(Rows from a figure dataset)
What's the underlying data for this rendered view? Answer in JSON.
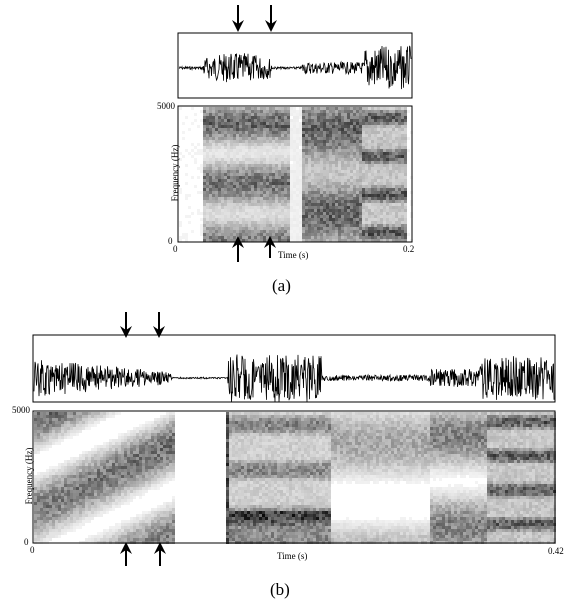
{
  "panel_a": {
    "caption": "(a)",
    "y_max": "5000",
    "y_min": "0",
    "x_min": "0",
    "x_max": "0.2",
    "ylabel": "Frequency (Hz)",
    "xlabel": "Time (s)"
  },
  "panel_b": {
    "caption": "(b)",
    "y_max": "5000",
    "y_min": "0",
    "x_min": "0",
    "x_max": "0.42",
    "ylabel": "Frequency (Hz)",
    "xlabel": "Time (s)"
  },
  "colors": {
    "ink": "#000000",
    "background": "#ffffff",
    "spectrogram_dark": "#222222",
    "spectrogram_light": "#f2f2f2"
  },
  "icons": [
    "down-arrow-icon",
    "up-arrow-icon"
  ]
}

** What to produce **
Every entry above needs to be retyped exactly; drop the pictures.

** Task answer **
What's the underlying data for this rendered view? Answer in JSON.
{
  "panel_a": {
    "caption": "(a)",
    "y_max": "5000",
    "y_min": "0",
    "x_min": "0",
    "x_max": "0.2",
    "ylabel": "Frequency (Hz)",
    "xlabel": "Time (s)"
  },
  "panel_b": {
    "caption": "(b)",
    "y_max": "5000",
    "y_min": "0",
    "x_min": "0",
    "x_max": "0.42",
    "ylabel": "Frequency (Hz)",
    "xlabel": "Time (s)"
  },
  "colors": {
    "ink": "#000000",
    "background": "#ffffff",
    "spectrogram_dark": "#222222",
    "spectrogram_light": "#f2f2f2"
  },
  "icons": [
    "down-arrow-icon",
    "up-arrow-icon"
  ]
}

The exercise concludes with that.